* WHAT TO WORK ON
Format all the lines below as a numbered list, skipping any blank lines and leaving out the pictures.
>> begin EXTRACTED DATA
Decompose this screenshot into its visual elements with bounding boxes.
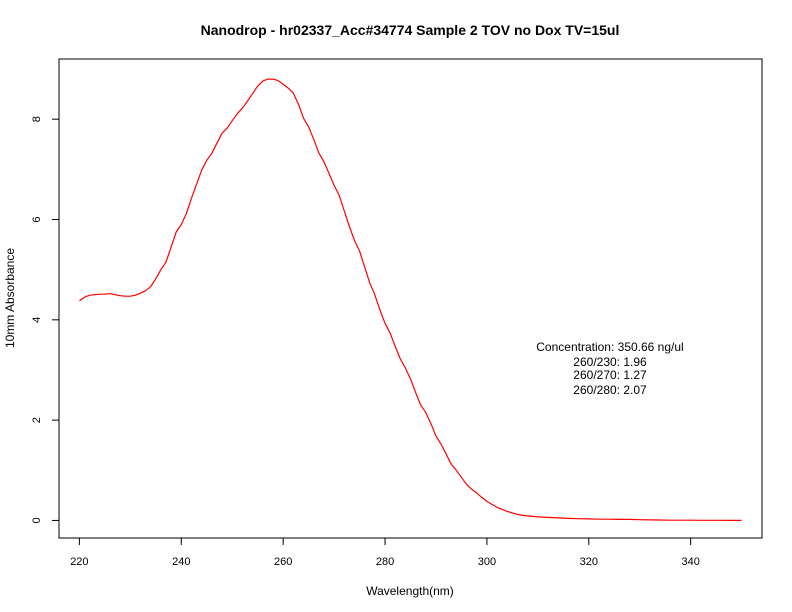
plot-frame [58, 58, 763, 539]
ratio-260-230-text: 260/230: 1.96 [573, 355, 647, 369]
y-tick-label: 2 [31, 417, 43, 423]
x-tick-label: 220 [70, 556, 88, 568]
series-layer [79, 78, 742, 522]
x-tick-label: 300 [478, 556, 496, 568]
y-tick-label: 4 [31, 317, 43, 323]
ratio-260-270-text: 260/270: 1.27 [573, 368, 647, 382]
absorbance-series-line [79, 78, 742, 522]
chart-title: Nanodrop - hr02337_Acc#34774 Sample 2 TO… [201, 22, 620, 38]
y-tick-label: 0 [31, 517, 43, 523]
x-tick-label: 280 [376, 556, 394, 568]
stats-annotation: Concentration: 350.66 ng/ul 260/230: 1.9… [536, 340, 683, 397]
y-axis-label: 10mm Absorbance [3, 248, 17, 348]
concentration-text: Concentration: 350.66 ng/ul [536, 340, 683, 354]
x-tick-label: 260 [274, 556, 292, 568]
y-tick-label: 8 [31, 116, 43, 122]
x-tick-label: 240 [172, 556, 190, 568]
x-tick-label: 320 [580, 556, 598, 568]
y-tick-label: 6 [31, 216, 43, 222]
x-tick-label: 340 [682, 556, 700, 568]
x-axis: 220 240 260 280 300 320 340 [70, 538, 700, 568]
ratio-260-280-text: 260/280: 2.07 [573, 383, 647, 397]
x-axis-label: Wavelength(nm) [366, 584, 454, 598]
y-axis: 0 2 4 6 8 [31, 116, 59, 524]
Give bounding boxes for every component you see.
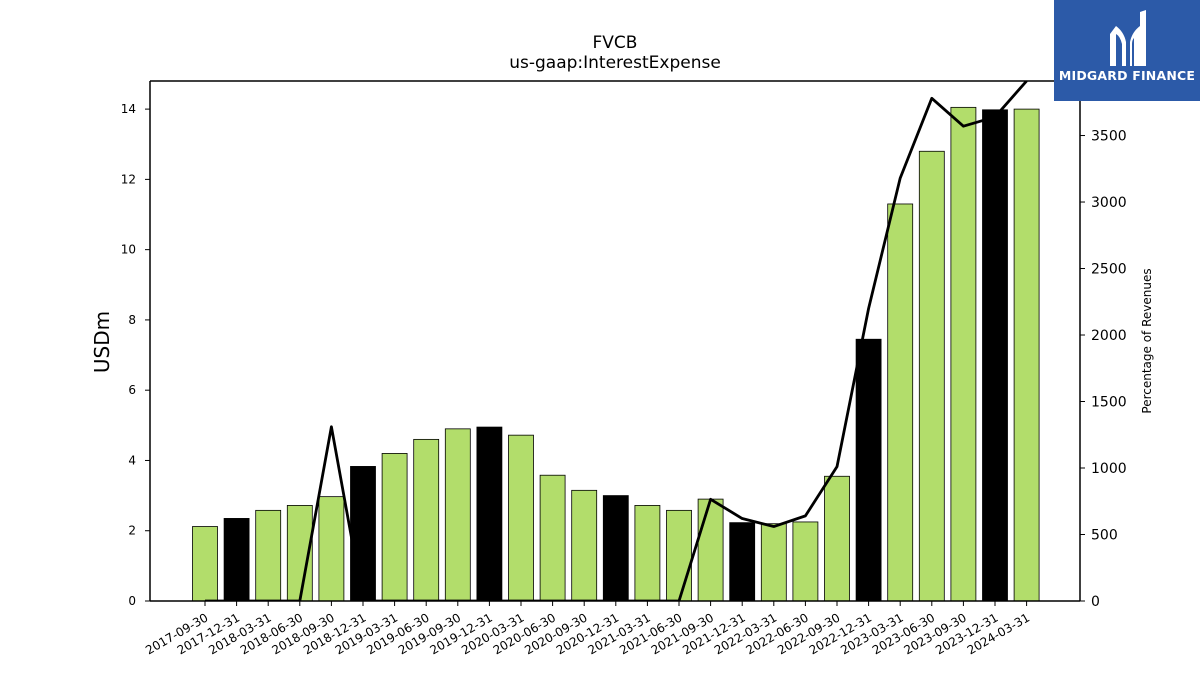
bar-2022-03-31 [760, 523, 787, 602]
bar-2017-12-31 [223, 518, 250, 602]
y2-tick-label: 2000 [1091, 328, 1127, 344]
bar-2020-03-31 [508, 434, 534, 602]
bar-2021-03-31 [634, 505, 661, 602]
y-tick-label: 10 [121, 243, 136, 257]
bar-2021-09-30 [697, 498, 724, 602]
bar-2019-12-31 [476, 426, 503, 602]
bar-2021-12-31 [729, 522, 756, 602]
y2-tick-label: 0 [1091, 594, 1100, 610]
bar-2020-06-30 [539, 474, 566, 602]
percentage-line [205, 81, 1028, 601]
y-tick-label: 4 [128, 453, 136, 467]
y-tick-label: 0 [128, 594, 136, 608]
bar-2018-12-31 [350, 466, 376, 602]
bar-2022-09-30 [824, 475, 850, 602]
chart-subtitle: us-gaap:InterestExpense [509, 53, 721, 73]
bar-2018-03-31 [255, 509, 282, 602]
y2-axis-label: Percentage of Revenues [1140, 268, 1154, 413]
y-tick-label: 6 [128, 383, 136, 397]
brand-logo: MIDGARD FINANCE [1054, 0, 1200, 101]
bar-2024-03-31 [1013, 108, 1040, 602]
bar-2019-06-30 [413, 438, 440, 602]
bar-2021-06-30 [666, 509, 692, 602]
logo-text: MIDGARD FINANCE [1058, 68, 1196, 83]
y2-tick-label: 3000 [1091, 195, 1127, 211]
bar-2020-09-30 [571, 489, 598, 602]
y-axis-label: USDm [90, 311, 114, 373]
bar-2023-03-31 [887, 203, 914, 602]
bar-2023-06-30 [918, 150, 945, 602]
y-tick-label: 8 [128, 313, 136, 327]
bar-2023-12-31 [982, 109, 1008, 602]
y-tick-label: 12 [121, 172, 136, 186]
bar-2017-09-30 [192, 526, 218, 602]
y2-tick-label: 500 [1091, 528, 1118, 544]
chart-title: FVCB [593, 33, 638, 53]
y2-tick-label: 1500 [1091, 395, 1127, 411]
bar-2019-09-30 [444, 428, 471, 602]
y2-tick-label: 2500 [1091, 262, 1127, 278]
bar-2022-12-31 [855, 338, 882, 602]
y2-tick-label: 1000 [1091, 461, 1127, 477]
bar-2023-09-30 [950, 106, 977, 602]
logo-mark-icon [1110, 10, 1146, 66]
y2-tick-label: 3500 [1091, 129, 1127, 145]
bar-2020-12-31 [602, 495, 629, 602]
y-tick-label: 2 [128, 524, 136, 538]
y-tick-label: 14 [121, 102, 136, 116]
bar-2022-06-30 [792, 521, 819, 602]
bar-2019-03-31 [381, 453, 408, 602]
bar-2018-09-30 [318, 496, 345, 602]
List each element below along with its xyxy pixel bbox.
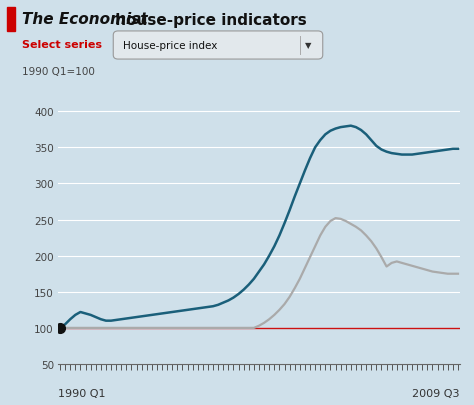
Text: Select series: Select series <box>22 40 102 50</box>
Text: house-price indicators: house-price indicators <box>109 13 306 28</box>
Text: 1990 Q1=100: 1990 Q1=100 <box>22 67 95 77</box>
Text: ▼: ▼ <box>305 41 312 50</box>
Text: The Economist: The Economist <box>22 13 147 28</box>
Text: 1990 Q1: 1990 Q1 <box>58 388 106 399</box>
Text: House-price index: House-price index <box>123 41 217 51</box>
Text: 2009 Q3: 2009 Q3 <box>412 388 460 399</box>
>> end EXTRACTED DATA
* ANSWER TO THE EXERCISE
1. Decompose this screenshot into its visual elements with bounding boxes.
2. plot-frame [58, 58, 763, 539]
3. ratio-260-230-text: 260/230: 1.96 [573, 355, 647, 369]
4. y-tick-label: 2 [31, 417, 43, 423]
5. x-tick-label: 220 [70, 556, 88, 568]
6. series-layer [79, 78, 742, 522]
7. x-tick-label: 300 [478, 556, 496, 568]
8. y-tick-label: 4 [31, 317, 43, 323]
9. ratio-260-270-text: 260/270: 1.27 [573, 368, 647, 382]
10. absorbance-series-line [79, 78, 742, 522]
11. chart-title: Nanodrop - hr02337_Acc#34774 Sample 2 TO… [201, 22, 620, 38]
12. y-tick-label: 0 [31, 517, 43, 523]
13. x-tick-label: 280 [376, 556, 394, 568]
14. stats-annotation: Concentration: 350.66 ng/ul 260/230: 1.9… [536, 340, 683, 397]
15. y-axis-label: 10mm Absorbance [3, 248, 17, 348]
16. concentration-text: Concentration: 350.66 ng/ul [536, 340, 683, 354]
17. x-tick-label: 260 [274, 556, 292, 568]
18. y-tick-label: 8 [31, 116, 43, 122]
19. x-tick-label: 240 [172, 556, 190, 568]
20. x-tick-label: 320 [580, 556, 598, 568]
21. y-tick-label: 6 [31, 216, 43, 222]
22. x-tick-label: 340 [682, 556, 700, 568]
23. x-axis: 220 240 260 280 300 320 340 [70, 538, 700, 568]
24. ratio-260-280-text: 260/280: 2.07 [573, 383, 647, 397]
25. x-axis-label: Wavelength(nm) [366, 584, 454, 598]
26. y-axis: 0 2 4 6 8 [31, 116, 59, 524]
27. Give bounding boxes for every component you see.
28. bar-2022-03-31 [760, 523, 787, 602]
29. bar-2017-12-31 [223, 518, 250, 602]
30. y2-tick-label: 2000 [1091, 328, 1127, 344]
31. bar-2020-03-31 [508, 434, 534, 602]
32. bar-2021-03-31 [634, 505, 661, 602]
33. y-tick-label: 10 [121, 243, 136, 257]
34. bar-2021-09-30 [697, 498, 724, 602]
35. bar-2019-12-31 [476, 426, 503, 602]
36. bar-2021-12-31 [729, 522, 756, 602]
37. y2-tick-label: 0 [1091, 594, 1100, 610]
38. bar-2020-06-30 [539, 474, 566, 602]
39. percentage-line [205, 81, 1028, 601]
40. y-tick-label: 4 [128, 453, 136, 467]
41. y-tick-label: 0 [128, 594, 136, 608]
42. bar-2018-12-31 [350, 466, 376, 602]
43. bar-2022-09-30 [824, 475, 850, 602]
44. chart-subtitle: us-gaap:InterestExpense [509, 53, 721, 73]
45. bar-2018-03-31 [255, 509, 282, 602]
46. y2-axis-label: Percentage of Revenues [1140, 268, 1154, 413]
47. y-tick-label: 6 [128, 383, 136, 397]
48. brand-logo: MIDGARD FINANCE [1054, 0, 1200, 101]
49. bar-2024-03-31 [1013, 108, 1040, 602]
50. bar-2019-06-30 [413, 438, 440, 602]
51. bar-2021-06-30 [666, 509, 692, 602]
52. logo-text: MIDGARD FINANCE [1058, 68, 1196, 83]
53. y2-tick-label: 3000 [1091, 195, 1127, 211]
54. bar-2020-09-30 [571, 489, 598, 602]
55. y-axis-label: USDm [90, 311, 114, 373]
56. bar-2023-03-31 [887, 203, 914, 602]
57. bar-2023-06-30 [918, 150, 945, 602]
58. y-tick-label: 8 [128, 313, 136, 327]
59. bar-2023-12-31 [982, 109, 1008, 602]
60. y-tick-label: 12 [121, 172, 136, 186]
61. bar-2017-09-30 [192, 526, 218, 602]
62. y2-tick-label: 500 [1091, 528, 1118, 544]
63. chart-title: FVCB [593, 33, 638, 53]
64. y2-tick-label: 1500 [1091, 395, 1127, 411]
65. bar-2019-09-30 [444, 428, 471, 602]
66. y2-tick-label: 2500 [1091, 262, 1127, 278]
67. bar-2022-12-31 [855, 338, 882, 602]
68. y2-tick-label: 1000 [1091, 461, 1127, 477]
69. bar-2023-09-30 [950, 106, 977, 602]
70. logo-mark-icon [1110, 10, 1146, 66]
71. y2-tick-label: 3500 [1091, 129, 1127, 145]
72. bar-2020-12-31 [602, 495, 629, 602]
73. y-tick-label: 2 [128, 524, 136, 538]
74. y-tick-label: 14 [121, 102, 136, 116]
75. bar-2022-06-30 [792, 521, 819, 602]
76. bar-2019-03-31 [381, 453, 408, 602]
77. bar-2018-09-30 [318, 496, 345, 602]
78. List each element below along with its xyxy pixel bbox.
79. Text: Select series: Select series <box>22 40 102 50</box>
80. Text: house-price indicators: house-price indicators <box>109 13 306 28</box>
81. Text: 1990 Q1=100: 1990 Q1=100 <box>22 67 95 77</box>
82. Text: ▼: ▼ <box>305 41 312 50</box>
83. Text: The Economist: The Economist <box>22 13 147 28</box>
84. Text: 1990 Q1: 1990 Q1 <box>58 388 106 399</box>
85. Text: House-price index: House-price index <box>123 41 217 51</box>
86. Text: 2009 Q3: 2009 Q3 <box>412 388 460 399</box>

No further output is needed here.